* Start RECORDS TO USE *

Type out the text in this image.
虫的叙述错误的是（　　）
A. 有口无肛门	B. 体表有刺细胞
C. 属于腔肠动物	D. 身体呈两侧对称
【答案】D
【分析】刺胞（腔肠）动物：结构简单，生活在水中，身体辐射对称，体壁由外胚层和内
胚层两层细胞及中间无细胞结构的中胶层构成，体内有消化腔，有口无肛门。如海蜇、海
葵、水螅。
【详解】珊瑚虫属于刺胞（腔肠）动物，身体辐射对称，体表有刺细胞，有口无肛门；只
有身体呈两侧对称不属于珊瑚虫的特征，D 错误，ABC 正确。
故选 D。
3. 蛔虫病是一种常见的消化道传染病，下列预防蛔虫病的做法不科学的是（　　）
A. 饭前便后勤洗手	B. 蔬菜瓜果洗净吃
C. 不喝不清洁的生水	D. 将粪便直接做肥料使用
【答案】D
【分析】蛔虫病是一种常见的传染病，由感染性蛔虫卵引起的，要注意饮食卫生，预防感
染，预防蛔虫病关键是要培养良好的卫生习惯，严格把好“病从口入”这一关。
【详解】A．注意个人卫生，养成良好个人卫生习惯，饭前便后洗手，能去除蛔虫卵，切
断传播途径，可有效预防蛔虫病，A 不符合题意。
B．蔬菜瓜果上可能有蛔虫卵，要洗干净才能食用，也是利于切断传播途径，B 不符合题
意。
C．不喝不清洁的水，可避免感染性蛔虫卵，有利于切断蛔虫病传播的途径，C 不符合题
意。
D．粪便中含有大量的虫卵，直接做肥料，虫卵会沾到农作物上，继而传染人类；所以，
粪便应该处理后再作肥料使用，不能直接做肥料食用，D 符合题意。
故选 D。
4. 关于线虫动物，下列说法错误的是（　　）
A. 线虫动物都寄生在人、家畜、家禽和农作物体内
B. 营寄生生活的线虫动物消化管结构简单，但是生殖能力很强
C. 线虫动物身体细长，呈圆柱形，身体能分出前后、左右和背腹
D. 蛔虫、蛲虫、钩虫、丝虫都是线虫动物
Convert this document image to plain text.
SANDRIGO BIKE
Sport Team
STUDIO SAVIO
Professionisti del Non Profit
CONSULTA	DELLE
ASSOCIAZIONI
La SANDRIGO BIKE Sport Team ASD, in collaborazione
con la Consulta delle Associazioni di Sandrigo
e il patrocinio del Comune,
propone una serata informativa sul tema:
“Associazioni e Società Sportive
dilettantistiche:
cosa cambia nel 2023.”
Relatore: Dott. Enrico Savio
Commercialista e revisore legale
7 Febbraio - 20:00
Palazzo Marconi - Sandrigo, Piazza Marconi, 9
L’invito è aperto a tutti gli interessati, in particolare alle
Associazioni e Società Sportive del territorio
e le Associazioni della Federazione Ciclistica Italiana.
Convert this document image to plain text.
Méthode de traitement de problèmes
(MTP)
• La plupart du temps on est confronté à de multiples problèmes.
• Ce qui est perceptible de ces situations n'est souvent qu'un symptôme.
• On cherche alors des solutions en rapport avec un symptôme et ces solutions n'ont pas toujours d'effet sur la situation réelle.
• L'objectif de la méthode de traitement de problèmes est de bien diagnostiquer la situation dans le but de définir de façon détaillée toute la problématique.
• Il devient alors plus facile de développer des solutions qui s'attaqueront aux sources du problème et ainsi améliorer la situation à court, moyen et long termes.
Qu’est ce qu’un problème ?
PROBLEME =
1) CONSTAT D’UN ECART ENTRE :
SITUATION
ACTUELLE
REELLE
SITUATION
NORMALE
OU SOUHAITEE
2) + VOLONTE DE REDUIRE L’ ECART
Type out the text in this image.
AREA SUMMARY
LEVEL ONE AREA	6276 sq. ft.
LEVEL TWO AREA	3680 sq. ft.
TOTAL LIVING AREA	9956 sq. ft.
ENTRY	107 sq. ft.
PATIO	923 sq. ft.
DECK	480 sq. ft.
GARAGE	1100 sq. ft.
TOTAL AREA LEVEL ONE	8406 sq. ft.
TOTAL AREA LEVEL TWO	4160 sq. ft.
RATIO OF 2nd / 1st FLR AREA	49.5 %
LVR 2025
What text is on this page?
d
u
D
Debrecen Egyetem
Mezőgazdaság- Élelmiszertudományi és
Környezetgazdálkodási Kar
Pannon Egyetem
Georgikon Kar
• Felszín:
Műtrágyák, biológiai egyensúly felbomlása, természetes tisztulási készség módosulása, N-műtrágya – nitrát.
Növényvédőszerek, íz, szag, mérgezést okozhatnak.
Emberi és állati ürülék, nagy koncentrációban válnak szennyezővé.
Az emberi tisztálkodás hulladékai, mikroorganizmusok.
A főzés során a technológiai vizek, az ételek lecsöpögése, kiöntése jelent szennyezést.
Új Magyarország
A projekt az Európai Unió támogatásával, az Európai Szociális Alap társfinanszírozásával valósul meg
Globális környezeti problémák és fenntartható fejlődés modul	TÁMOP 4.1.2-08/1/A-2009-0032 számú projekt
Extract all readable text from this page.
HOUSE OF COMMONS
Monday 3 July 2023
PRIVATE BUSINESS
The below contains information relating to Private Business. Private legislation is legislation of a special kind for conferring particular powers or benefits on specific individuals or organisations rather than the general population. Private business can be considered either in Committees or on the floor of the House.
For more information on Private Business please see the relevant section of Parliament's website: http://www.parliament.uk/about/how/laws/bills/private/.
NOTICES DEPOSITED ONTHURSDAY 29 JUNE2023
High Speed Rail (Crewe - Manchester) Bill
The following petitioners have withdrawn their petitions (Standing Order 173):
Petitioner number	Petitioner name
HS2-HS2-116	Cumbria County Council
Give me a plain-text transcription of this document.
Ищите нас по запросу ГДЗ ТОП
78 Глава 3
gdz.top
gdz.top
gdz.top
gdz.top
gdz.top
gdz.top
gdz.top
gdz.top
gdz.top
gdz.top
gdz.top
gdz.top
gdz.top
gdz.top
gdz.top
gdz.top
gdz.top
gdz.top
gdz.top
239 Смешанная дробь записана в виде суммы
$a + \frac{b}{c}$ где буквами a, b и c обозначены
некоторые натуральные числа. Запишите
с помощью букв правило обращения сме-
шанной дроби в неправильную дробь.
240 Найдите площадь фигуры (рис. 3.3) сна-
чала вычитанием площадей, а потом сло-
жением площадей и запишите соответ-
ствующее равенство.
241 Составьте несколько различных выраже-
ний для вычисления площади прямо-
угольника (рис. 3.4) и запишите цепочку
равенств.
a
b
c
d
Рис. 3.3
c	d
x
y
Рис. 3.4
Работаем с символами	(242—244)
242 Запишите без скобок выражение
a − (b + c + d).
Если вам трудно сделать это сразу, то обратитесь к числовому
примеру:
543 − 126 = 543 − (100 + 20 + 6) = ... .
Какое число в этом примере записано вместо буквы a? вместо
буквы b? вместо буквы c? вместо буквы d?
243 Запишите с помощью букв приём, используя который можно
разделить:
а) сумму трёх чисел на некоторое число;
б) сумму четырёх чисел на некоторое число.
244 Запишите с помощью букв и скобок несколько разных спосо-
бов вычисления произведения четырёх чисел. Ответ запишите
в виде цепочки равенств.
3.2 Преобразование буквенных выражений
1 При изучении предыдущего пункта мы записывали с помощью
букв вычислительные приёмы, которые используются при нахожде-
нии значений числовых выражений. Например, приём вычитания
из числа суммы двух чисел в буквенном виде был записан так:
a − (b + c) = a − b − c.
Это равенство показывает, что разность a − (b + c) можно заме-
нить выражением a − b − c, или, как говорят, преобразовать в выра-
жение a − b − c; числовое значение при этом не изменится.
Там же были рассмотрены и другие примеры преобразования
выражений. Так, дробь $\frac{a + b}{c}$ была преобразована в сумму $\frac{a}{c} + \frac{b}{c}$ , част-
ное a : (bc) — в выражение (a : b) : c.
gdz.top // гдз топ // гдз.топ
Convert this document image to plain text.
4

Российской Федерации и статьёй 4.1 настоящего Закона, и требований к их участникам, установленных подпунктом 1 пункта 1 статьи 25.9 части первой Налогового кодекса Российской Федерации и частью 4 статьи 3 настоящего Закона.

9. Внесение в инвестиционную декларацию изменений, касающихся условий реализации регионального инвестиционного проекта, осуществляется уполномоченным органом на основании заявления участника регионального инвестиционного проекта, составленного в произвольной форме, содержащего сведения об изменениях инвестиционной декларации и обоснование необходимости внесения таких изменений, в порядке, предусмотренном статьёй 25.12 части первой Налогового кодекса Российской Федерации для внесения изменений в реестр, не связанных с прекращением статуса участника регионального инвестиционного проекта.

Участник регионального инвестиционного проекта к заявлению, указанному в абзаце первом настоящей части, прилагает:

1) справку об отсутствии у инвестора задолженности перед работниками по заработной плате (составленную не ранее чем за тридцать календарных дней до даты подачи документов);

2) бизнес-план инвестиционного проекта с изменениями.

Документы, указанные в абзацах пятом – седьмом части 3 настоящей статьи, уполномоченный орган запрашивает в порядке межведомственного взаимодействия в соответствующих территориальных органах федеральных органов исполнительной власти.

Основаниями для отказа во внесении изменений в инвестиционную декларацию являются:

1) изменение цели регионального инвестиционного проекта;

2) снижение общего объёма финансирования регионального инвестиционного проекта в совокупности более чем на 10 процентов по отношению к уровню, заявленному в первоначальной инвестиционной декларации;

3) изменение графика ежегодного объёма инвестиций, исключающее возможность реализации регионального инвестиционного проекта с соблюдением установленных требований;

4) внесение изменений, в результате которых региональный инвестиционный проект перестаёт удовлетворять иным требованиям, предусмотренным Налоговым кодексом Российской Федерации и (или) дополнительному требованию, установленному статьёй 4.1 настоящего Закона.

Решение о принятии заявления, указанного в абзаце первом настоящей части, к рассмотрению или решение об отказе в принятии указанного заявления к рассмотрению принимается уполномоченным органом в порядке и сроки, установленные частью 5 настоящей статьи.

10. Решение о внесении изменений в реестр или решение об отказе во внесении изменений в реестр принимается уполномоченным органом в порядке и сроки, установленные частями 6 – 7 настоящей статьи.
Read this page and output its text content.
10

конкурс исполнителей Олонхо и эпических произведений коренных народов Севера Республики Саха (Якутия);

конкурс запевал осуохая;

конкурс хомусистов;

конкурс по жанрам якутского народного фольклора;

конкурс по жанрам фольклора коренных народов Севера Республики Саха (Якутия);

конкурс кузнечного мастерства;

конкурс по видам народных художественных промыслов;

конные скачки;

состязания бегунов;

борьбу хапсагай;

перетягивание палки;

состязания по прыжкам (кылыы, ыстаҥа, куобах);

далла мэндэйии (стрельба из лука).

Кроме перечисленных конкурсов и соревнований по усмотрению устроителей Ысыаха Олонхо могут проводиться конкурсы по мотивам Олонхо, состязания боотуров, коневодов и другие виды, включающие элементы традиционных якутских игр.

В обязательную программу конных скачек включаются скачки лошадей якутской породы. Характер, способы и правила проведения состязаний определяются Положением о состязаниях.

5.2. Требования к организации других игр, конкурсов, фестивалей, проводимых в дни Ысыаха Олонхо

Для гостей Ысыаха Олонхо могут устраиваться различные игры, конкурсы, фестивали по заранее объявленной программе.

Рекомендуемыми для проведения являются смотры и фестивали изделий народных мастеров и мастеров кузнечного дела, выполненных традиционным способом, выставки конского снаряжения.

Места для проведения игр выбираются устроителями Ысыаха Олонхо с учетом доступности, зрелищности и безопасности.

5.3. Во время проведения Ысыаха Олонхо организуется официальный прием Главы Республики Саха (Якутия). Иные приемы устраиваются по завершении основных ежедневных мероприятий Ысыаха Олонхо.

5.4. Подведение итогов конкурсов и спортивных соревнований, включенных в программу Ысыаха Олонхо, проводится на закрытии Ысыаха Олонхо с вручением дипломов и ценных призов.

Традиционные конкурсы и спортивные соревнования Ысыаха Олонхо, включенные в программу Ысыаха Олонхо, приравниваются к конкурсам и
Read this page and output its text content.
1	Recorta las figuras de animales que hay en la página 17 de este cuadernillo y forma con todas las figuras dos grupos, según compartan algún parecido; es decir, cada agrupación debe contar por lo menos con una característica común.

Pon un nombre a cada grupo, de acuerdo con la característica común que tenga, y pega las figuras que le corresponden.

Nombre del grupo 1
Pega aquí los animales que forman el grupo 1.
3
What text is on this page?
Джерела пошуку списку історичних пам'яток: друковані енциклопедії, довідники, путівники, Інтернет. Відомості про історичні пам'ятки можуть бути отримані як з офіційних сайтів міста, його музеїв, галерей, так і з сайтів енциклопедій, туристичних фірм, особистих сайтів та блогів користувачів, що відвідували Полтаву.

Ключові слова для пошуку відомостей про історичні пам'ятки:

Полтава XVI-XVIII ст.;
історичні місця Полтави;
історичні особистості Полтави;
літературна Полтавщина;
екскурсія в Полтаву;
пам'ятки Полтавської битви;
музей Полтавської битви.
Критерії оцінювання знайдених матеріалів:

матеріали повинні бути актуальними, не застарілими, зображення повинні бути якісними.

* End RECORDS TO USE *

Using the entries above, find all lines with "другие". Copy them.

Там же были рассмотрены и другие примеры преобразования
Кроме перечисленных конкурсов и соревнований по усмотрению устроителей Ысыаха Олонхо могут проводиться конкурсы по мотивам Олонхо, состязания боотуров, коневодов и другие виды, включающие элементы традиционных якутских игр.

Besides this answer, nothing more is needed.